■ Data records ■
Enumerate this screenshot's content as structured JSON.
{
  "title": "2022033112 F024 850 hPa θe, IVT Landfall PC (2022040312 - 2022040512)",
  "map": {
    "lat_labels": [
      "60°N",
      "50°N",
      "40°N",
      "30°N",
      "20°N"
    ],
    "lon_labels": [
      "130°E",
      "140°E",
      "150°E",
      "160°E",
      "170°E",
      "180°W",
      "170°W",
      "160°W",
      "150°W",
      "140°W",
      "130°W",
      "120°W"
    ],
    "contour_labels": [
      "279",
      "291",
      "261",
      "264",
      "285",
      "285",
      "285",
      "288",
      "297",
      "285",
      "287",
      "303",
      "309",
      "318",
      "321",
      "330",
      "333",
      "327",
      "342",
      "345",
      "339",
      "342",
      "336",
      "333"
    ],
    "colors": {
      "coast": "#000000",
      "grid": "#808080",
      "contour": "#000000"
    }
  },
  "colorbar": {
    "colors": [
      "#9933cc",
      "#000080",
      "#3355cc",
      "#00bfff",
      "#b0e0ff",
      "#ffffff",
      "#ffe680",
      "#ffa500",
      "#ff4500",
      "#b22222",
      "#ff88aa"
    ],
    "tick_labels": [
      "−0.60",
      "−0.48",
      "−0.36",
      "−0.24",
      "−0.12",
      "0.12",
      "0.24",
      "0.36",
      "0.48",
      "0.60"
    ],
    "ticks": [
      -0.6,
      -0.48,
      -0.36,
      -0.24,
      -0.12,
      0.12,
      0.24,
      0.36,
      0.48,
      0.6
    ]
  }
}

■ Written instruction ■
Extract the complete set of records unchanged.

■ Result of this task ■
Enumerate this screenshot's content as structured JSON.
{
  "title": "2022033112 F024 850 hPa θe, IVT Landfall PC (2022040312 - 2022040512)",
  "map": {
    "lat_labels": [
      "60°N",
      "50°N",
      "40°N",
      "30°N",
      "20°N"
    ],
    "lon_labels": [
      "130°E",
      "140°E",
      "150°E",
      "160°E",
      "170°E",
      "180°W",
      "170°W",
      "160°W",
      "150°W",
      "140°W",
      "130°W",
      "120°W"
    ],
    "contour_labels": [
      "279",
      "291",
      "261",
      "264",
      "285",
      "285",
      "285",
      "288",
      "297",
      "285",
      "287",
      "303",
      "309",
      "318",
      "321",
      "330",
      "333",
      "327",
      "342",
      "345",
      "339",
      "342",
      "336",
      "333"
    ],
    "colors": {
      "coast": "#000000",
      "grid": "#808080",
      "contour": "#000000"
    }
  },
  "colorbar": {
    "colors": [
      "#9933cc",
      "#000080",
      "#3355cc",
      "#00bfff",
      "#b0e0ff",
      "#ffffff",
      "#ffe680",
      "#ffa500",
      "#ff4500",
      "#b22222",
      "#ff88aa"
    ],
    "tick_labels": [
      "−0.60",
      "−0.48",
      "−0.36",
      "−0.24",
      "−0.12",
      "0.12",
      "0.24",
      "0.36",
      "0.48",
      "0.60"
    ],
    "ticks": [
      -0.6,
      -0.48,
      -0.36,
      -0.24,
      -0.12,
      0.12,
      0.24,
      0.36,
      0.48,
      0.6
    ]
  }
}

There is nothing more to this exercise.